Quote the entries that follow exactly, leaving none out.

** START **

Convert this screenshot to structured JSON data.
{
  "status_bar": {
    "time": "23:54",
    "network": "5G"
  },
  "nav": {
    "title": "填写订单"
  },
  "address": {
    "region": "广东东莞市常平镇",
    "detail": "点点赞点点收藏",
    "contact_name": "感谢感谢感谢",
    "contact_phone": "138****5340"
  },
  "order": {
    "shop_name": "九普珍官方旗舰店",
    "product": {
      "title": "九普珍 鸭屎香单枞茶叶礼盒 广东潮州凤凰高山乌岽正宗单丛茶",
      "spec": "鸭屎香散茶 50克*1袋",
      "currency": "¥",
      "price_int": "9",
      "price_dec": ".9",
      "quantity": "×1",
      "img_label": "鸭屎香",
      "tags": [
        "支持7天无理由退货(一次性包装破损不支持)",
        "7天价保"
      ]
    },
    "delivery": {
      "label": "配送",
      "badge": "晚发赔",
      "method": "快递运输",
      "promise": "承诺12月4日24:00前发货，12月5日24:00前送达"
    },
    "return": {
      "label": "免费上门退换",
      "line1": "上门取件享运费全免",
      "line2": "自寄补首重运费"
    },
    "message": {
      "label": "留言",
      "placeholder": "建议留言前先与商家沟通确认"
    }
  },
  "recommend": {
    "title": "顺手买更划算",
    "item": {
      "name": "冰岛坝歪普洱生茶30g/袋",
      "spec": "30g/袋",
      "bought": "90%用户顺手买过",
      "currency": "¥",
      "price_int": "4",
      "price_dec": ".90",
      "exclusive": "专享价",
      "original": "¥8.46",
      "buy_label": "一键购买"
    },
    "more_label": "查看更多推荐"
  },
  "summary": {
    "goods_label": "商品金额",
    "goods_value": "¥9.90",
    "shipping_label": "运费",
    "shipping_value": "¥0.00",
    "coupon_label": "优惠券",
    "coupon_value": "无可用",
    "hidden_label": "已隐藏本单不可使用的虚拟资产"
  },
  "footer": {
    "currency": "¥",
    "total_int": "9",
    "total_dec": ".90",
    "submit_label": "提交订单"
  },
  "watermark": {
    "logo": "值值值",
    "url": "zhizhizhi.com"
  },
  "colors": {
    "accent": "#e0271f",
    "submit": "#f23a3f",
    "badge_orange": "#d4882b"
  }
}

** END **

# [Reply to the exercise]
Convert this screenshot to structured JSON data.
{
  "status_bar": {
    "time": "23:54",
    "network": "5G"
  },
  "nav": {
    "title": "填写订单"
  },
  "address": {
    "region": "广东东莞市常平镇",
    "detail": "点点赞点点收藏",
    "contact_name": "感谢感谢感谢",
    "contact_phone": "138****5340"
  },
  "order": {
    "shop_name": "九普珍官方旗舰店",
    "product": {
      "title": "九普珍 鸭屎香单枞茶叶礼盒 广东潮州凤凰高山乌岽正宗单丛茶",
      "spec": "鸭屎香散茶 50克*1袋",
      "currency": "¥",
      "price_int": "9",
      "price_dec": ".9",
      "quantity": "×1",
      "img_label": "鸭屎香",
      "tags": [
        "支持7天无理由退货(一次性包装破损不支持)",
        "7天价保"
      ]
    },
    "delivery": {
      "label": "配送",
      "badge": "晚发赔",
      "method": "快递运输",
      "promise": "承诺12月4日24:00前发货，12月5日24:00前送达"
    },
    "return": {
      "label": "免费上门退换",
      "line1": "上门取件享运费全免",
      "line2": "自寄补首重运费"
    },
    "message": {
      "label": "留言",
      "placeholder": "建议留言前先与商家沟通确认"
    }
  },
  "recommend": {
    "title": "顺手买更划算",
    "item": {
      "name": "冰岛坝歪普洱生茶30g/袋",
      "spec": "30g/袋",
      "bought": "90%用户顺手买过",
      "currency": "¥",
      "price_int": "4",
      "price_dec": ".90",
      "exclusive": "专享价",
      "original": "¥8.46",
      "buy_label": "一键购买"
    },
    "more_label": "查看更多推荐"
  },
  "summary": {
    "goods_label": "商品金额",
    "goods_value": "¥9.90",
    "shipping_label": "运费",
    "shipping_value": "¥0.00",
    "coupon_label": "优惠券",
    "coupon_value": "无可用",
    "hidden_label": "已隐藏本单不可使用的虚拟资产"
  },
  "footer": {
    "currency": "¥",
    "total_int": "9",
    "total_dec": ".90",
    "submit_label": "提交订单"
  },
  "watermark": {
    "logo": "值值值",
    "url": "zhizhizhi.com"
  },
  "colors": {
    "accent": "#e0271f",
    "submit": "#f23a3f",
    "badge_orange": "#d4882b"
  }
}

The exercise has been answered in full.